▸ Instruction:
Identify the lines that contain the word "район", then copy them.

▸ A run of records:
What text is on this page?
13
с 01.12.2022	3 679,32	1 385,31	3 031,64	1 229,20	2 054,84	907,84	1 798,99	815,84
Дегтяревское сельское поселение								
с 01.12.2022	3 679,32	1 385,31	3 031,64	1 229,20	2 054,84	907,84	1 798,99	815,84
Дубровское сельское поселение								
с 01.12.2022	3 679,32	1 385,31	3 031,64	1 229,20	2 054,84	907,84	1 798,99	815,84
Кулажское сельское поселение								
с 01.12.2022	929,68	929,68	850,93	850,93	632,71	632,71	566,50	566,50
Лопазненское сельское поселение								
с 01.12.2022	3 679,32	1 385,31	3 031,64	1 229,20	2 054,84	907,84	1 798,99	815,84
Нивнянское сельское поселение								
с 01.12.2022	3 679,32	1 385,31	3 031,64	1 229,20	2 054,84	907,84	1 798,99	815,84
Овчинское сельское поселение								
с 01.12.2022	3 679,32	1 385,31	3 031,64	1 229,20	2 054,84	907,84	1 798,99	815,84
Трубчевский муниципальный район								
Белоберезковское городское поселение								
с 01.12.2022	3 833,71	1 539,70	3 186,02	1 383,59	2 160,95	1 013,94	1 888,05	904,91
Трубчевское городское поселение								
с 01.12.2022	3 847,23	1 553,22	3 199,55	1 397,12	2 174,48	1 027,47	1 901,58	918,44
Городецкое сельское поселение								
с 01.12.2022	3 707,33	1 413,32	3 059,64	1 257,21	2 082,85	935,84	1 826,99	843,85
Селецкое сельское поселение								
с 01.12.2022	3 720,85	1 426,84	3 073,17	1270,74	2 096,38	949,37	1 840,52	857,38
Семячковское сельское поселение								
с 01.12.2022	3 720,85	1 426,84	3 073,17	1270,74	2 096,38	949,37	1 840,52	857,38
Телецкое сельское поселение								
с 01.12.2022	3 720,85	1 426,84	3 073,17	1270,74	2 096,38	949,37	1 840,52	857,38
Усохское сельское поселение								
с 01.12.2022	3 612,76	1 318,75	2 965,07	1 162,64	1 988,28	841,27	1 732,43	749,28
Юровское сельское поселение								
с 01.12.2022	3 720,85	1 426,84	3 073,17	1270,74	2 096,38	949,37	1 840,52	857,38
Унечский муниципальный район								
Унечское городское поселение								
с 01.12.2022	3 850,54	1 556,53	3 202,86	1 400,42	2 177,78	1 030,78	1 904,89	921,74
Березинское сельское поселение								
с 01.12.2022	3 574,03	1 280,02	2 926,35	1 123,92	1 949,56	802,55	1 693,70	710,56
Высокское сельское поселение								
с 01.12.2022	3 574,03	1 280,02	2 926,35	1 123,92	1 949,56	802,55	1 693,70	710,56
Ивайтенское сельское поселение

▸ Output:
Трубчевский муниципальный район								
Унечский муниципальный район								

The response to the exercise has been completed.